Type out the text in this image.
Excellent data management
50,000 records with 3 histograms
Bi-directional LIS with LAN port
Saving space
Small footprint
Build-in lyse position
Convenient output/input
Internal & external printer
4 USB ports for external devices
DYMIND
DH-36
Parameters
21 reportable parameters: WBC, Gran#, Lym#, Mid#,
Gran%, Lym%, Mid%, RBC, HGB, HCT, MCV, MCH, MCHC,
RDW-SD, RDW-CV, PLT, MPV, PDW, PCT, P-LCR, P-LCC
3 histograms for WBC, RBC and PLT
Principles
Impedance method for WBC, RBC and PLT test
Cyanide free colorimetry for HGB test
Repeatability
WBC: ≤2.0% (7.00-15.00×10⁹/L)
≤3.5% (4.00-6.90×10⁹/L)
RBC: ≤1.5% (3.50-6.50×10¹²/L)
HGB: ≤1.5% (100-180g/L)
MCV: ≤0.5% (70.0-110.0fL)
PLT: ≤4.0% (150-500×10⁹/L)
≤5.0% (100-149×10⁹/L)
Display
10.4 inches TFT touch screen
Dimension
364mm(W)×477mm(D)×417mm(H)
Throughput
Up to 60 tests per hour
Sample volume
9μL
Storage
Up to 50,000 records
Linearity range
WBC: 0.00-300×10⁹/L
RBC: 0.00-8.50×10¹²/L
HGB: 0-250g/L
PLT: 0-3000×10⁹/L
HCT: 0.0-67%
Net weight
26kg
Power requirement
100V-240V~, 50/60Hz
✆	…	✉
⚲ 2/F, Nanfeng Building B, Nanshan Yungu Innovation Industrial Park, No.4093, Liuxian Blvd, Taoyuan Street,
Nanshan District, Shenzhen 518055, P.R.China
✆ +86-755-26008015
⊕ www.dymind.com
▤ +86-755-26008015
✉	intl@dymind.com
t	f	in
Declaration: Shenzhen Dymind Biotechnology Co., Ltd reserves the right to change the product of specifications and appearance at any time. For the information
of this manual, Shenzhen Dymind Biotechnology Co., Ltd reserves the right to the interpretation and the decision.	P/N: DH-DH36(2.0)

____________________

» **EXERCISE GOAL**: Produce an exact copy of the whole listing.

» **WRITTEN SOLUTION**:
Type out the text in this image.
Excellent data management
50,000 records with 3 histograms
Bi-directional LIS with LAN port
Saving space
Small footprint
Build-in lyse position
Convenient output/input
Internal & external printer
4 USB ports for external devices
DYMIND
DH-36
Parameters
21 reportable parameters: WBC, Gran#, Lym#, Mid#,
Gran%, Lym%, Mid%, RBC, HGB, HCT, MCV, MCH, MCHC,
RDW-SD, RDW-CV, PLT, MPV, PDW, PCT, P-LCR, P-LCC
3 histograms for WBC, RBC and PLT
Principles
Impedance method for WBC, RBC and PLT test
Cyanide free colorimetry for HGB test
Repeatability
WBC: ≤2.0% (7.00-15.00×10⁹/L)
≤3.5% (4.00-6.90×10⁹/L)
RBC: ≤1.5% (3.50-6.50×10¹²/L)
HGB: ≤1.5% (100-180g/L)
MCV: ≤0.5% (70.0-110.0fL)
PLT: ≤4.0% (150-500×10⁹/L)
≤5.0% (100-149×10⁹/L)
Display
10.4 inches TFT touch screen
Dimension
364mm(W)×477mm(D)×417mm(H)
Throughput
Up to 60 tests per hour
Sample volume
9μL
Storage
Up to 50,000 records
Linearity range
WBC: 0.00-300×10⁹/L
RBC: 0.00-8.50×10¹²/L
HGB: 0-250g/L
PLT: 0-3000×10⁹/L
HCT: 0.0-67%
Net weight
26kg
Power requirement
100V-240V~, 50/60Hz
✆	…	✉
⚲ 2/F, Nanfeng Building B, Nanshan Yungu Innovation Industrial Park, No.4093, Liuxian Blvd, Taoyuan Street,
Nanshan District, Shenzhen 518055, P.R.China
✆ +86-755-26008015
⊕ www.dymind.com
▤ +86-755-26008015
✉	intl@dymind.com
t	f	in
Declaration: Shenzhen Dymind Biotechnology Co., Ltd reserves the right to change the product of specifications and appearance at any time. For the information
of this manual, Shenzhen Dymind Biotechnology Co., Ltd reserves the right to the interpretation and the decision.	P/N: DH-DH36(2.0)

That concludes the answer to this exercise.